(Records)
>> begin

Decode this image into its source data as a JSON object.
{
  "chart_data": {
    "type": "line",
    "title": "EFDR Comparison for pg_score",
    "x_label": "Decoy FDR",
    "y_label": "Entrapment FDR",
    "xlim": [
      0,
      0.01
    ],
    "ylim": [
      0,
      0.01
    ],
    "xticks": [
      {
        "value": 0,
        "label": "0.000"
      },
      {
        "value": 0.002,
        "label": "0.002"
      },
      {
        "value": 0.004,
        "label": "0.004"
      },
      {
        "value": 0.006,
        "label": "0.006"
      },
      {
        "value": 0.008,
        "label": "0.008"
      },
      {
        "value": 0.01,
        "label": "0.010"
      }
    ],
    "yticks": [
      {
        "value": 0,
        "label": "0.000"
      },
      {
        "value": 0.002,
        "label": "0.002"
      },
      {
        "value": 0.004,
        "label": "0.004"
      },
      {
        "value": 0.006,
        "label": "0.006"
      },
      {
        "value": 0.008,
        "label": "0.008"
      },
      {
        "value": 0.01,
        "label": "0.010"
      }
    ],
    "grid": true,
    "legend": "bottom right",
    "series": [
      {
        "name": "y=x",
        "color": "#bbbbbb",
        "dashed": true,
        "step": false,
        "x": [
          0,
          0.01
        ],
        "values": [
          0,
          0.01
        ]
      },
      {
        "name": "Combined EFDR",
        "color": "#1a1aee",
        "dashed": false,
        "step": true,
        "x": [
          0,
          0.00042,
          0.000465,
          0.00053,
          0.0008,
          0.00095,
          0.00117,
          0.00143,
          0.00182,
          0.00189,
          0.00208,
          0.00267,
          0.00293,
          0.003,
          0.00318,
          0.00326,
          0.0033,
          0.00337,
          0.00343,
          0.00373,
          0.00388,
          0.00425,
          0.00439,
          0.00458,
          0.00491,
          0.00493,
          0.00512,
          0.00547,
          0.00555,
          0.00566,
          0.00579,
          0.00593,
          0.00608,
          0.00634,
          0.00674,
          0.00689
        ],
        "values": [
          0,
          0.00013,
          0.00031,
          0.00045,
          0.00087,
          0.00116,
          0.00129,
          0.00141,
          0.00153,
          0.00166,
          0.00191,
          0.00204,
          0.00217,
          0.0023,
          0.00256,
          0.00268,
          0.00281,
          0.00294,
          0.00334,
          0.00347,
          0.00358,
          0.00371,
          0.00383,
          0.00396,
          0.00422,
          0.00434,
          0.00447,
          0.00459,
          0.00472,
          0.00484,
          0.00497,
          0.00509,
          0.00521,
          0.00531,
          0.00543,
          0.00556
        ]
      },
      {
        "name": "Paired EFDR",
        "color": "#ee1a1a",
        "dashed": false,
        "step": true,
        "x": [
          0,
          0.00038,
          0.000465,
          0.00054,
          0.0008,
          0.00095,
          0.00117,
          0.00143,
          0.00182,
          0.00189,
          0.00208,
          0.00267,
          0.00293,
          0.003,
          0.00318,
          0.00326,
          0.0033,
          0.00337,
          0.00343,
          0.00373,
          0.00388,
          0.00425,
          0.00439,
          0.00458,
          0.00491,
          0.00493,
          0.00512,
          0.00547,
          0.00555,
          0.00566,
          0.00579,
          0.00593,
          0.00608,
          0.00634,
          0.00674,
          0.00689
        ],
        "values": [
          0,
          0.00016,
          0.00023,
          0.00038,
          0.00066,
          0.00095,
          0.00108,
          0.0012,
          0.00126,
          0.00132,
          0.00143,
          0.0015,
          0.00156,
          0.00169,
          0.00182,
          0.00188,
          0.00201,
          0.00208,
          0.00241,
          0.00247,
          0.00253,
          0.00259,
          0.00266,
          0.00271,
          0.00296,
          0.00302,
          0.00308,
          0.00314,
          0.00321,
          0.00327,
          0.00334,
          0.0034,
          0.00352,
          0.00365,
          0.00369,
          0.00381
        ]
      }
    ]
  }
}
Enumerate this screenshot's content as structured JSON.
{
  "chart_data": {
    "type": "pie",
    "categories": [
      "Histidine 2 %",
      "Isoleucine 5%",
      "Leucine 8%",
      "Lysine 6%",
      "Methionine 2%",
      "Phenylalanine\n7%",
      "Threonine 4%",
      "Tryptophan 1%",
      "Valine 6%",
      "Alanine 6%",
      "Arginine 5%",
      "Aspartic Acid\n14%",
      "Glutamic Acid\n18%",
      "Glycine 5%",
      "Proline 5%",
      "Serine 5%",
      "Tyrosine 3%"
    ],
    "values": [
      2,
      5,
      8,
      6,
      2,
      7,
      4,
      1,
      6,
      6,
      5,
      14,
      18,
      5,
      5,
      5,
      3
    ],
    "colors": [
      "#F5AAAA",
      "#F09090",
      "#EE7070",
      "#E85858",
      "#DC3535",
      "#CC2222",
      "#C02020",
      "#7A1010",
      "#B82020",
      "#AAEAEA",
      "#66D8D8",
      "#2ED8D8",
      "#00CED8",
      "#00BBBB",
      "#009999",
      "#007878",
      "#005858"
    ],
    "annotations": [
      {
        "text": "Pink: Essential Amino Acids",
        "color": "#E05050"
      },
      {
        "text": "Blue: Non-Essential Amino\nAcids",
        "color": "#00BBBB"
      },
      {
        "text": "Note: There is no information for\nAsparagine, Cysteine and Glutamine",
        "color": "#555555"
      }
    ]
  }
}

>> end

# EXERCISE PROMPT:
Quote every line of the data, word for word.

# REPLY:
Decode this image into its source data as a JSON object.
{
  "chart_data": {
    "type": "line",
    "title": "EFDR Comparison for pg_score",
    "x_label": "Decoy FDR",
    "y_label": "Entrapment FDR",
    "xlim": [
      0,
      0.01
    ],
    "ylim": [
      0,
      0.01
    ],
    "xticks": [
      {
        "value": 0,
        "label": "0.000"
      },
      {
        "value": 0.002,
        "label": "0.002"
      },
      {
        "value": 0.004,
        "label": "0.004"
      },
      {
        "value": 0.006,
        "label": "0.006"
      },
      {
        "value": 0.008,
        "label": "0.008"
      },
      {
        "value": 0.01,
        "label": "0.010"
      }
    ],
    "yticks": [
      {
        "value": 0,
        "label": "0.000"
      },
      {
        "value": 0.002,
        "label": "0.002"
      },
      {
        "value": 0.004,
        "label": "0.004"
      },
      {
        "value": 0.006,
        "label": "0.006"
      },
      {
        "value": 0.008,
        "label": "0.008"
      },
      {
        "value": 0.01,
        "label": "0.010"
      }
    ],
    "grid": true,
    "legend": "bottom right",
    "series": [
      {
        "name": "y=x",
        "color": "#bbbbbb",
        "dashed": true,
        "step": false,
        "x": [
          0,
          0.01
        ],
        "values": [
          0,
          0.01
        ]
      },
      {
        "name": "Combined EFDR",
        "color": "#1a1aee",
        "dashed": false,
        "step": true,
        "x": [
          0,
          0.00042,
          0.000465,
          0.00053,
          0.0008,
          0.00095,
          0.00117,
          0.00143,
          0.00182,
          0.00189,
          0.00208,
          0.00267,
          0.00293,
          0.003,
          0.00318,
          0.00326,
          0.0033,
          0.00337,
          0.00343,
          0.00373,
          0.00388,
          0.00425,
          0.00439,
          0.00458,
          0.00491,
          0.00493,
          0.00512,
          0.00547,
          0.00555,
          0.00566,
          0.00579,
          0.00593,
          0.00608,
          0.00634,
          0.00674,
          0.00689
        ],
        "values": [
          0,
          0.00013,
          0.00031,
          0.00045,
          0.00087,
          0.00116,
          0.00129,
          0.00141,
          0.00153,
          0.00166,
          0.00191,
          0.00204,
          0.00217,
          0.0023,
          0.00256,
          0.00268,
          0.00281,
          0.00294,
          0.00334,
          0.00347,
          0.00358,
          0.00371,
          0.00383,
          0.00396,
          0.00422,
          0.00434,
          0.00447,
          0.00459,
          0.00472,
          0.00484,
          0.00497,
          0.00509,
          0.00521,
          0.00531,
          0.00543,
          0.00556
        ]
      },
      {
        "name": "Paired EFDR",
        "color": "#ee1a1a",
        "dashed": false,
        "step": true,
        "x": [
          0,
          0.00038,
          0.000465,
          0.00054,
          0.0008,
          0.00095,
          0.00117,
          0.00143,
          0.00182,
          0.00189,
          0.00208,
          0.00267,
          0.00293,
          0.003,
          0.00318,
          0.00326,
          0.0033,
          0.00337,
          0.00343,
          0.00373,
          0.00388,
          0.00425,
          0.00439,
          0.00458,
          0.00491,
          0.00493,
          0.00512,
          0.00547,
          0.00555,
          0.00566,
          0.00579,
          0.00593,
          0.00608,
          0.00634,
          0.00674,
          0.00689
        ],
        "values": [
          0,
          0.00016,
          0.00023,
          0.00038,
          0.00066,
          0.00095,
          0.00108,
          0.0012,
          0.00126,
          0.00132,
          0.00143,
          0.0015,
          0.00156,
          0.00169,
          0.00182,
          0.00188,
          0.00201,
          0.00208,
          0.00241,
          0.00247,
          0.00253,
          0.00259,
          0.00266,
          0.00271,
          0.00296,
          0.00302,
          0.00308,
          0.00314,
          0.00321,
          0.00327,
          0.00334,
          0.0034,
          0.00352,
          0.00365,
          0.00369,
          0.00381
        ]
      }
    ]
  }
}
Enumerate this screenshot's content as structured JSON.
{
  "chart_data": {
    "type": "pie",
    "categories": [
      "Histidine 2 %",
      "Isoleucine 5%",
      "Leucine 8%",
      "Lysine 6%",
      "Methionine 2%",
      "Phenylalanine\n7%",
      "Threonine 4%",
      "Tryptophan 1%",
      "Valine 6%",
      "Alanine 6%",
      "Arginine 5%",
      "Aspartic Acid\n14%",
      "Glutamic Acid\n18%",
      "Glycine 5%",
      "Proline 5%",
      "Serine 5%",
      "Tyrosine 3%"
    ],
    "values": [
      2,
      5,
      8,
      6,
      2,
      7,
      4,
      1,
      6,
      6,
      5,
      14,
      18,
      5,
      5,
      5,
      3
    ],
    "colors": [
      "#F5AAAA",
      "#F09090",
      "#EE7070",
      "#E85858",
      "#DC3535",
      "#CC2222",
      "#C02020",
      "#7A1010",
      "#B82020",
      "#AAEAEA",
      "#66D8D8",
      "#2ED8D8",
      "#00CED8",
      "#00BBBB",
      "#009999",
      "#007878",
      "#005858"
    ],
    "annotations": [
      {
        "text": "Pink: Essential Amino Acids",
        "color": "#E05050"
      },
      {
        "text": "Blue: Non-Essential Amino\nAcids",
        "color": "#00BBBB"
      },
      {
        "text": "Note: There is no information for\nAsparagine, Cysteine and Glutamine",
        "color": "#555555"
      }
    ]
  }
}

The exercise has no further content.